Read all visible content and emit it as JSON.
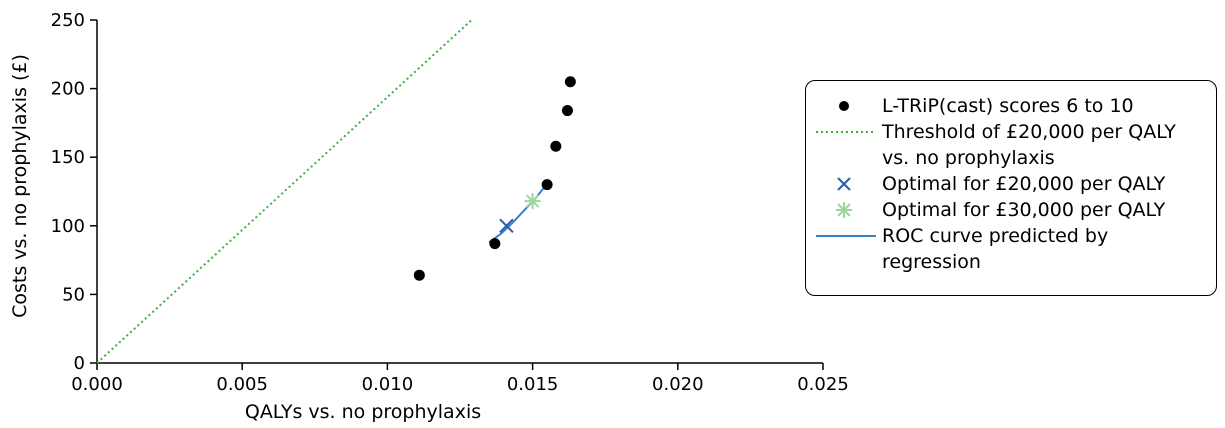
{
  "chart_data": {
    "type": "scatter",
    "title": "",
    "xlabel": "QALYs vs. no prophylaxis",
    "ylabel": "Costs vs. no prophylaxis (£)",
    "xlim": [
      0,
      0.025
    ],
    "ylim": [
      0,
      250
    ],
    "x_ticks": [
      "0.000",
      "0.005",
      "0.010",
      "0.015",
      "0.020",
      "0.025"
    ],
    "y_ticks": [
      "0",
      "50",
      "100",
      "150",
      "200",
      "250"
    ],
    "legend_position": "right",
    "series": [
      {
        "name": "L-TRiP(cast) scores 6 to 10",
        "kind": "scatter-dots",
        "color": "#000000",
        "points": [
          {
            "x": 0.0111,
            "y": 64
          },
          {
            "x": 0.0137,
            "y": 87
          },
          {
            "x": 0.0155,
            "y": 130
          },
          {
            "x": 0.0158,
            "y": 158
          },
          {
            "x": 0.0162,
            "y": 184
          },
          {
            "x": 0.0163,
            "y": 205
          }
        ]
      },
      {
        "name": "Threshold of £20,000 per QALY vs. no prophylaxis",
        "kind": "dotted-line",
        "color": "#3fae3f",
        "points": [
          {
            "x": 0,
            "y": 0
          },
          {
            "x": 0.0129,
            "y": 250
          }
        ]
      },
      {
        "name": "Optimal for £20,000 per QALY",
        "kind": "x-marker",
        "color": "#2a5caa",
        "points": [
          {
            "x": 0.0141,
            "y": 100
          }
        ]
      },
      {
        "name": "Optimal for £30,000 per QALY",
        "kind": "star-marker",
        "color": "#9fd49a",
        "points": [
          {
            "x": 0.015,
            "y": 118
          }
        ]
      },
      {
        "name": "ROC curve predicted by regression",
        "kind": "curve",
        "color": "#3a7fc9",
        "points": [
          {
            "x": 0.0135,
            "y": 88
          },
          {
            "x": 0.0139,
            "y": 94
          },
          {
            "x": 0.0143,
            "y": 102
          },
          {
            "x": 0.0147,
            "y": 111
          },
          {
            "x": 0.0151,
            "y": 120
          },
          {
            "x": 0.0154,
            "y": 128
          }
        ]
      }
    ]
  },
  "legend": {
    "items": [
      {
        "label": "L-TRiP(cast) scores 6 to 10"
      },
      {
        "label": "Threshold of £20,000 per QALY",
        "label2": "vs. no prophylaxis"
      },
      {
        "label": "Optimal for £20,000 per QALY"
      },
      {
        "label": "Optimal for £30,000 per QALY"
      },
      {
        "label": "ROC curve predicted by",
        "label2": "regression"
      }
    ]
  }
}
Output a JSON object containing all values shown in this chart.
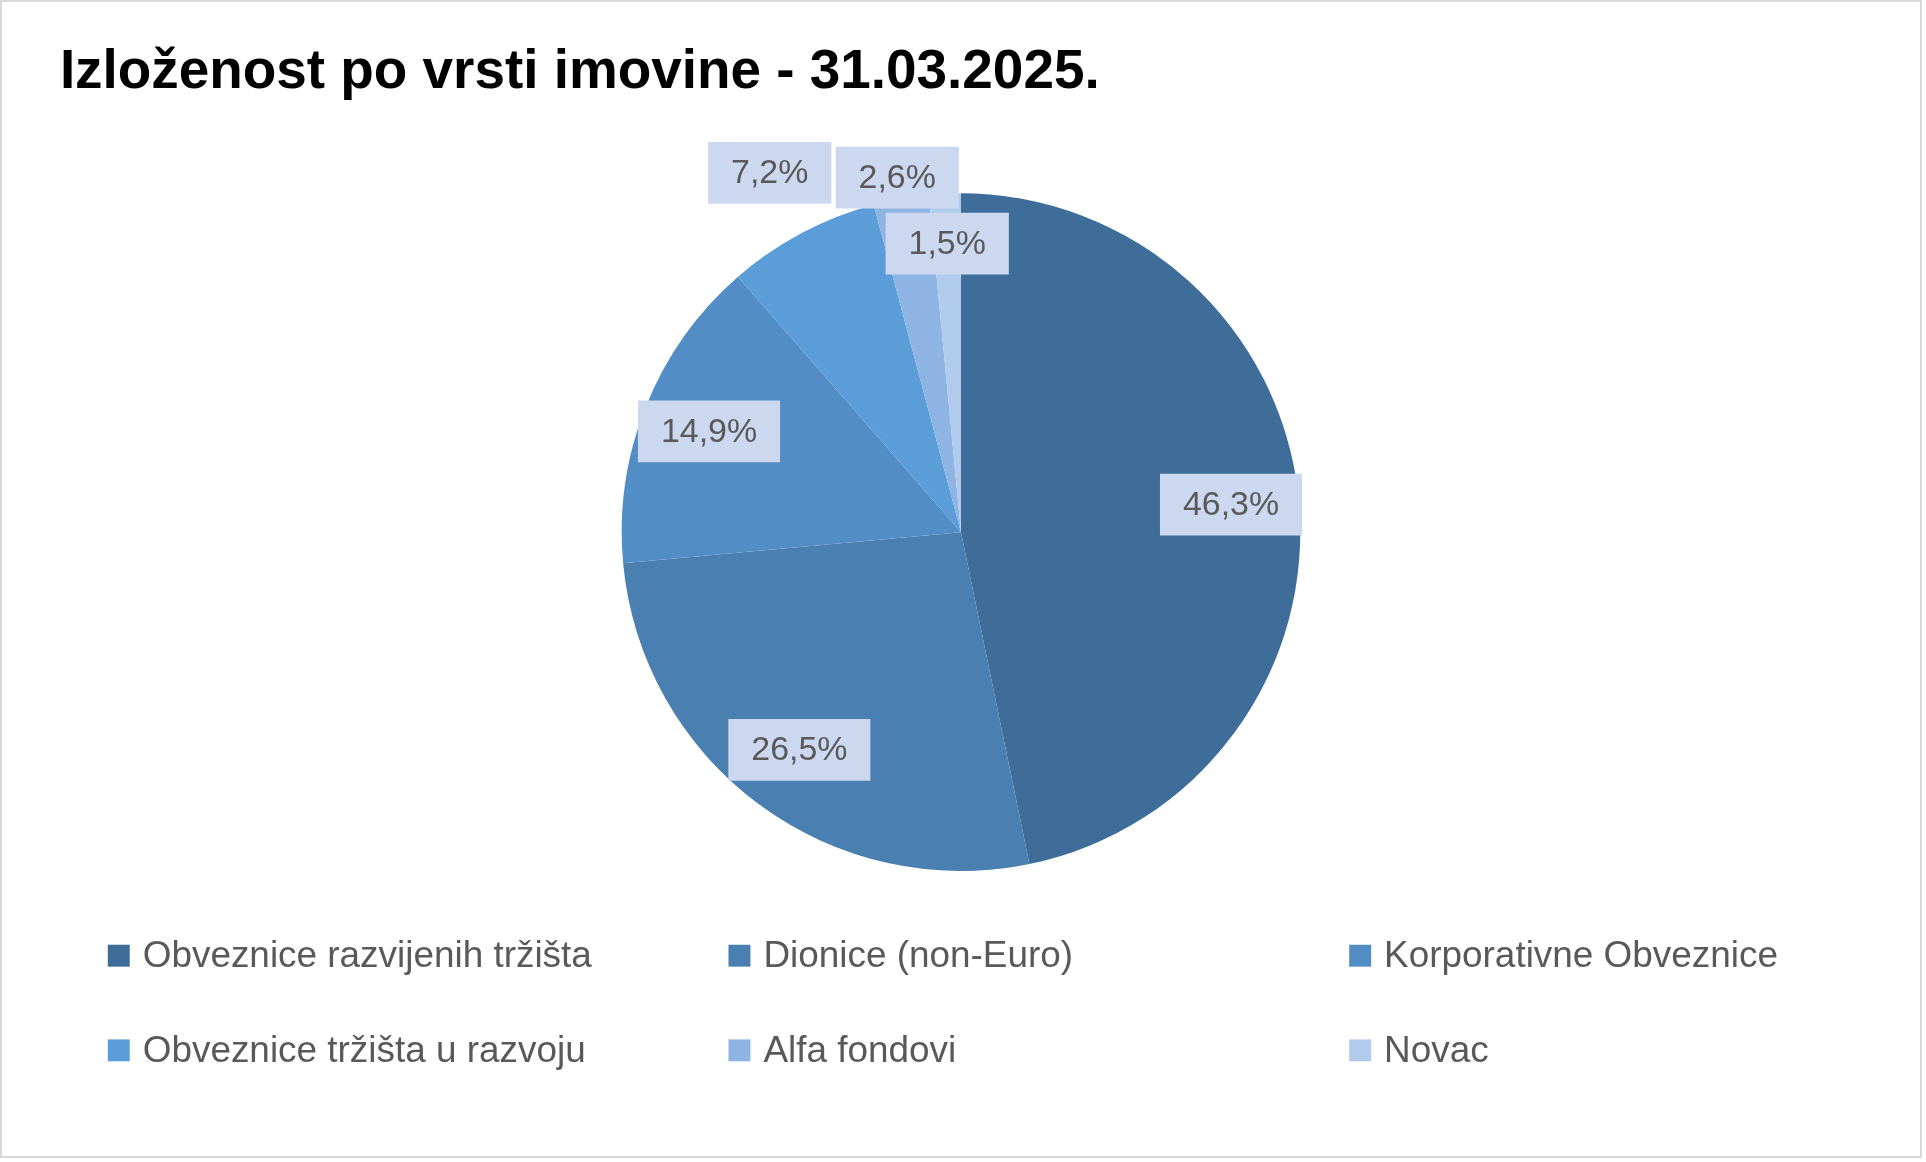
{
  "chart_data": {
    "type": "pie",
    "title": "Izloženost po vrsti imovine - 31.03.2025.",
    "categories": [
      "Obveznice razvijenih tržišta",
      "Dionice (non-Euro)",
      "Korporativne Obveznice",
      "Obveznice tržišta u razvoju",
      "Alfa fondovi",
      "Novac"
    ],
    "values": [
      46.3,
      26.5,
      14.9,
      7.2,
      2.6,
      1.5
    ],
    "colors": [
      "#3e6d99",
      "#4a7fb1",
      "#538dc5",
      "#5b9dd8",
      "#8eb4e3",
      "#b0cbec"
    ],
    "value_labels": [
      "46,3%",
      "26,5%",
      "14,9%",
      "7,2%",
      "2,6%",
      "1,5%"
    ],
    "legend": "bottom"
  }
}
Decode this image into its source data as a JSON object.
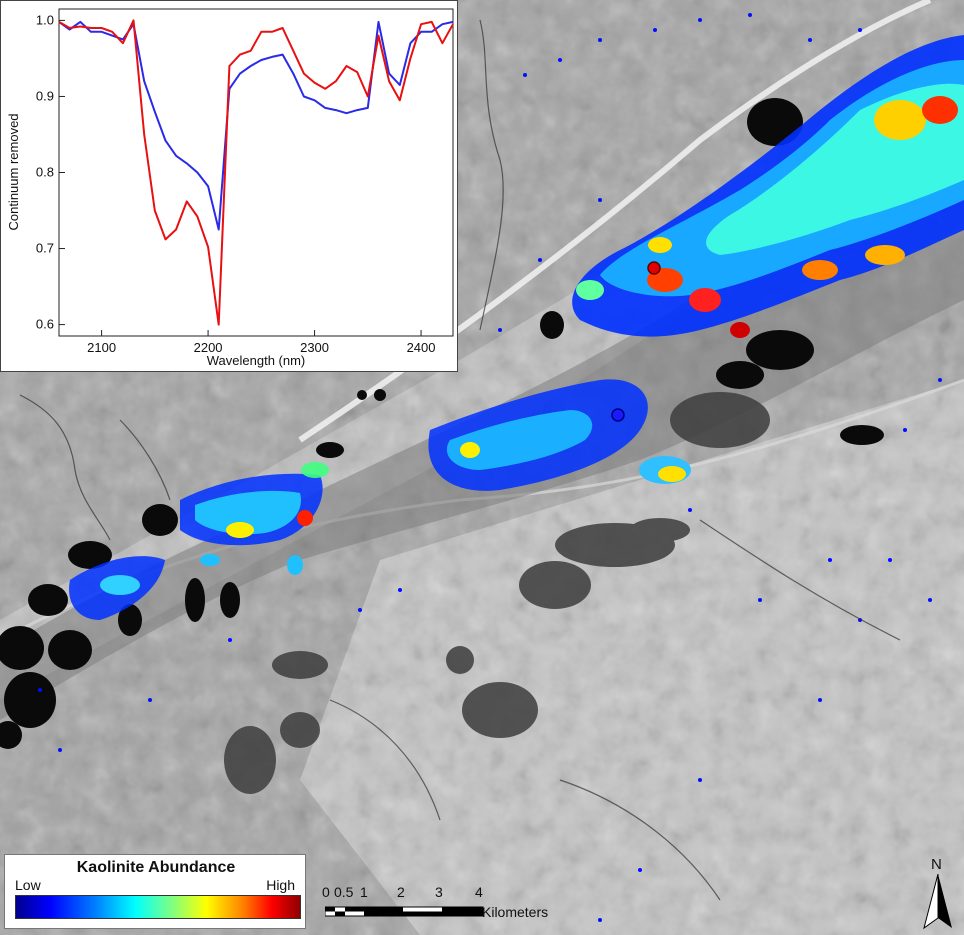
{
  "inset_chart": {
    "chart_data": {
      "type": "line",
      "xlabel": "Wavelength (nm)",
      "ylabel": "Continuum removed",
      "xlim": [
        2060,
        2430
      ],
      "ylim": [
        0.585,
        1.015
      ],
      "x_ticks": [
        "2100",
        "2200",
        "2300",
        "2400"
      ],
      "y_ticks": [
        "0.6",
        "0.7",
        "0.8",
        "0.9",
        "1.0"
      ],
      "grid": false,
      "series": [
        {
          "color": "#2a2ae8",
          "x": [
            2060,
            2070,
            2080,
            2090,
            2100,
            2110,
            2120,
            2130,
            2140,
            2150,
            2160,
            2170,
            2180,
            2190,
            2200,
            2210,
            2220,
            2230,
            2240,
            2250,
            2260,
            2270,
            2280,
            2290,
            2300,
            2310,
            2320,
            2330,
            2340,
            2350,
            2360,
            2370,
            2380,
            2390,
            2400,
            2410,
            2420,
            2430
          ],
          "y": [
            0.998,
            0.988,
            0.998,
            0.985,
            0.985,
            0.98,
            0.975,
            0.995,
            0.92,
            0.88,
            0.842,
            0.822,
            0.812,
            0.8,
            0.782,
            0.725,
            0.91,
            0.93,
            0.94,
            0.948,
            0.952,
            0.955,
            0.93,
            0.9,
            0.895,
            0.885,
            0.882,
            0.878,
            0.882,
            0.885,
            0.998,
            0.93,
            0.915,
            0.97,
            0.985,
            0.985,
            0.995,
            0.998
          ]
        },
        {
          "color": "#e81010",
          "x": [
            2060,
            2070,
            2080,
            2090,
            2100,
            2110,
            2120,
            2130,
            2140,
            2150,
            2160,
            2170,
            2180,
            2190,
            2200,
            2210,
            2220,
            2230,
            2240,
            2250,
            2260,
            2270,
            2280,
            2290,
            2300,
            2310,
            2320,
            2330,
            2340,
            2350,
            2360,
            2370,
            2380,
            2390,
            2400,
            2410,
            2420,
            2430
          ],
          "y": [
            0.998,
            0.99,
            0.992,
            0.99,
            0.99,
            0.985,
            0.97,
            1.0,
            0.85,
            0.75,
            0.712,
            0.725,
            0.762,
            0.742,
            0.702,
            0.6,
            0.94,
            0.955,
            0.96,
            0.985,
            0.985,
            0.99,
            0.96,
            0.93,
            0.918,
            0.91,
            0.92,
            0.94,
            0.932,
            0.9,
            0.98,
            0.92,
            0.895,
            0.95,
            0.995,
            0.998,
            0.97,
            0.995
          ]
        }
      ]
    }
  },
  "legend": {
    "title": "Kaolinite Abundance",
    "low_label": "Low",
    "high_label": "High"
  },
  "scale_bar": {
    "labels": [
      "0",
      "0.5",
      "1",
      "2",
      "3",
      "4"
    ],
    "unit": "Kilometers"
  },
  "north_arrow": {
    "label": "N"
  },
  "sample_points": [
    {
      "color": "#e00000"
    },
    {
      "color": "#1a1aff"
    }
  ]
}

Task prompt:
Each line holding "regression" must be found and copied.

The reply:
        "name": "ROC curve predicted by regression",
        "label2": "regression"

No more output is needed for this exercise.